▶ [ACTIONS À MENER]
1 > Répondez à ces questions sur l'article consacré à l'homophobie en Afrique :
(a) Quel pays a criminalisé l'homosexualité ?
(b) Dans quelle ville se trouvait l'école primaire évoquée ?
(c) À quel jeu le garçon jouait-il si bien que son équipe gagnait tout le temps ?
2 > Reprenez le passage de l'article consacré à l'homophobie en Afrique qui commence aux mots « Je vais l’appeler » et s'arrête après « tout le temps. ». Substituez-y « aimable » à « gentil ».

▶ [PAGE]
- - -

NEWS
Les actualités
 d’ADHEOS

Les débats sur le mariage gay en Occident ont raidi le continent africain. Le Nigeria a criminalisé l’homosexualité tandis que l’Ouganda a durci sa loi. Une grande voix, l’écrivaine nigériane Chimamanda Adichie, déconstruit cette homophobie aux accents populistes.
 
Je vais l’appeler Sochukwuma. Ce garçon maigre, souriant, aimait jouer avec nous, les filles de l’école primaire de Nsukka [ville au Sud-Est]. Nous étions jeunes. Nous savions qu’il était différent. Nous disions : “Il n’est pas comme les autres garçons.” Mais sa différence était anodine et n’appelait aucun commentaire. C’était comme ça, tout simplement. Nous n’avions pas de nom pour cela. Nous ne connaissions pas le mot “gay”. Sochukwuma était gentil et il jouait si bien à l’oga [jeu de jeune fille] que son équipe gagnait tout le temps.

- - -

▶ [DONNÉES FOURNIES]
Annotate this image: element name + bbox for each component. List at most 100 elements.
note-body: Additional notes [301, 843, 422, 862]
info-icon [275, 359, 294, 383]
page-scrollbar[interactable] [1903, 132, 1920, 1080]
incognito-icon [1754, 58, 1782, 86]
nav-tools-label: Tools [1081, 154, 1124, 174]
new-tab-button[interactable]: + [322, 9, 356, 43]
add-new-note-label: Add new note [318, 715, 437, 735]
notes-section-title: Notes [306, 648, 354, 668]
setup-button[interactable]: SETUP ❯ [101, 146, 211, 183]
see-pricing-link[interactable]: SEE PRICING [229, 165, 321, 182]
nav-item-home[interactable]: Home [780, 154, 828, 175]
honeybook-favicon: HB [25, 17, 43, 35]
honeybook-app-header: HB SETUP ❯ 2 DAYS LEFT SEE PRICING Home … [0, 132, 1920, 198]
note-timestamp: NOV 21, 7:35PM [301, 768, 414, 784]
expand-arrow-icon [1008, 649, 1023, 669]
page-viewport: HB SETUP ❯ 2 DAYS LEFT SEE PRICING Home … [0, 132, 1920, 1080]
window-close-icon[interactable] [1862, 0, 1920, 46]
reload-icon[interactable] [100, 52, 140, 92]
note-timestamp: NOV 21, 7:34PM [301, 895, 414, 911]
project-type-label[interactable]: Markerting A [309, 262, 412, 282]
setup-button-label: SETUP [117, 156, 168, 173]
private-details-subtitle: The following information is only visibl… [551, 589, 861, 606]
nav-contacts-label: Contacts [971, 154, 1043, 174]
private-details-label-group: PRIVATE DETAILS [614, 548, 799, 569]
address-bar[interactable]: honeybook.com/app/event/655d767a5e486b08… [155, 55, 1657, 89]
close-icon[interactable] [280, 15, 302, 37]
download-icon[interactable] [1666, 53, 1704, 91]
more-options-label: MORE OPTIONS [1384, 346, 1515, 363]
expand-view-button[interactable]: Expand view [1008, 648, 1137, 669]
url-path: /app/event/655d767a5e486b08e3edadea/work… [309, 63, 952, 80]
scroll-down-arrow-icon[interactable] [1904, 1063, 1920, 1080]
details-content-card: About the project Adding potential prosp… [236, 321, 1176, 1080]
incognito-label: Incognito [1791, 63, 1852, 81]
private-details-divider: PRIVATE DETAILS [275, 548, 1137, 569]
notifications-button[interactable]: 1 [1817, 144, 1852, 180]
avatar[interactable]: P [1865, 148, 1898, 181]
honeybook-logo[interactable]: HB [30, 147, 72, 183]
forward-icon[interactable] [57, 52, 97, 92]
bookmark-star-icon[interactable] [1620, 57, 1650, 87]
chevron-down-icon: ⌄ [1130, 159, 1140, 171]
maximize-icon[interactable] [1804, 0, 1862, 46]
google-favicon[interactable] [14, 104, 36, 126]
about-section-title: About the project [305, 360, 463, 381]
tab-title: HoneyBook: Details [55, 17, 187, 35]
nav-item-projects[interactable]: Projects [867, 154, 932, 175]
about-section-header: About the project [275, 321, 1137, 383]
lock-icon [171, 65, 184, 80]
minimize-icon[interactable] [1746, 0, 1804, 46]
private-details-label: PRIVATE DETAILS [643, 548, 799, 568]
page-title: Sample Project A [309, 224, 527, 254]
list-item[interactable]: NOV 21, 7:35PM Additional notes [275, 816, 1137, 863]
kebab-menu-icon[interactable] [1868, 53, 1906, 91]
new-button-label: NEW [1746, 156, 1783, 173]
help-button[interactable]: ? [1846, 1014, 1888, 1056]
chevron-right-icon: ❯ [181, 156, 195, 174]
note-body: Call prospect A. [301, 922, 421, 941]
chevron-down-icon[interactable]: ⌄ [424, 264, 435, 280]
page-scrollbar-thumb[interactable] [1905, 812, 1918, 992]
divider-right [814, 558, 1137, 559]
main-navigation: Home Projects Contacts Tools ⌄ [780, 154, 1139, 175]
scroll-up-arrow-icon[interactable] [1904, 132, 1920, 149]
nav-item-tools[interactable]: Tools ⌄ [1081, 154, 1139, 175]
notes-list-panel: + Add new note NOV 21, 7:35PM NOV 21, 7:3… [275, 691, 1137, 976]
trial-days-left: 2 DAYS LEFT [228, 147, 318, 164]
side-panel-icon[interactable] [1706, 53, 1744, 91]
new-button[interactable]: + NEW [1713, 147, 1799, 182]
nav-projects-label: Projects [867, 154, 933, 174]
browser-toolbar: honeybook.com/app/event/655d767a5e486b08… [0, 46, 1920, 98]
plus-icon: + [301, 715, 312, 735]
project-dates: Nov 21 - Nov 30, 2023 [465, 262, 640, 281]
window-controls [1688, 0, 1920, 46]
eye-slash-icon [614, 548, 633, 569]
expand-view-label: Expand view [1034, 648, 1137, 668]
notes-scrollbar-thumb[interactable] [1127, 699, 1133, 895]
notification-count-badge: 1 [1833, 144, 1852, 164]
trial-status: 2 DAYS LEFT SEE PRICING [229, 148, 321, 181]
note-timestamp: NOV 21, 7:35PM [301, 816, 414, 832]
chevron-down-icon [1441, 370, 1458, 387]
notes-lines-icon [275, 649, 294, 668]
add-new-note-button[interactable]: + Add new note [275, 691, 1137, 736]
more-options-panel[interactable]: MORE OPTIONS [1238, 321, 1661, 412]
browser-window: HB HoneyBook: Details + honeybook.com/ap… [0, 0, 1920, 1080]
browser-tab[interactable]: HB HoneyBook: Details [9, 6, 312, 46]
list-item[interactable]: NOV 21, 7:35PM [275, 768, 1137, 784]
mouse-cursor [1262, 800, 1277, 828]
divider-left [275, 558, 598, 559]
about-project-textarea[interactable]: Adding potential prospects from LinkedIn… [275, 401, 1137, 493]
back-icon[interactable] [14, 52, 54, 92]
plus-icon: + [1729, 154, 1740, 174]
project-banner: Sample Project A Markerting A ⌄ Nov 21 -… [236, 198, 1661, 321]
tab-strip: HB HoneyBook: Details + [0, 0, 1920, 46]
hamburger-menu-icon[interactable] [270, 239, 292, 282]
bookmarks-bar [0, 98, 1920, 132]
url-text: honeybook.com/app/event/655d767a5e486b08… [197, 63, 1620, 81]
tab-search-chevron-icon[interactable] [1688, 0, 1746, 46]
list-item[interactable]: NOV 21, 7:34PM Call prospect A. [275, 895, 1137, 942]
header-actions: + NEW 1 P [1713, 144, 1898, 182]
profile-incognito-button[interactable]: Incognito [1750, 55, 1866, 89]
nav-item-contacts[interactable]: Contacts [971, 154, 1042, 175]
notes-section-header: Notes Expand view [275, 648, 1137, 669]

- - -

▶ [RÉPONSES AUX CONSIGNES]
1 >
(a) Le Nigeria.
(b) À Nsukka.
(c) À l'oga.

2 >
Je vais l’appeler Sochukwuma. Ce garçon maigre, souriant, aimait jouer avec nous, les filles de l’école primaire de Nsukka [ville au Sud-Est]. Nous étions jeunes. Nous savions qu’il était différent. Nous disions : “Il n’est pas comme les autres garçons.” Mais sa différence était anodine et n’appelait aucun commentaire. C’était comme ça, tout simplement. Nous n’avions pas de nom pour cela. Nous ne connaissions pas le mot “gay”. Sochukwuma était aimable et il jouait si bien à l’oga [jeu de jeune fille] que son équipe gagnait tout le temps.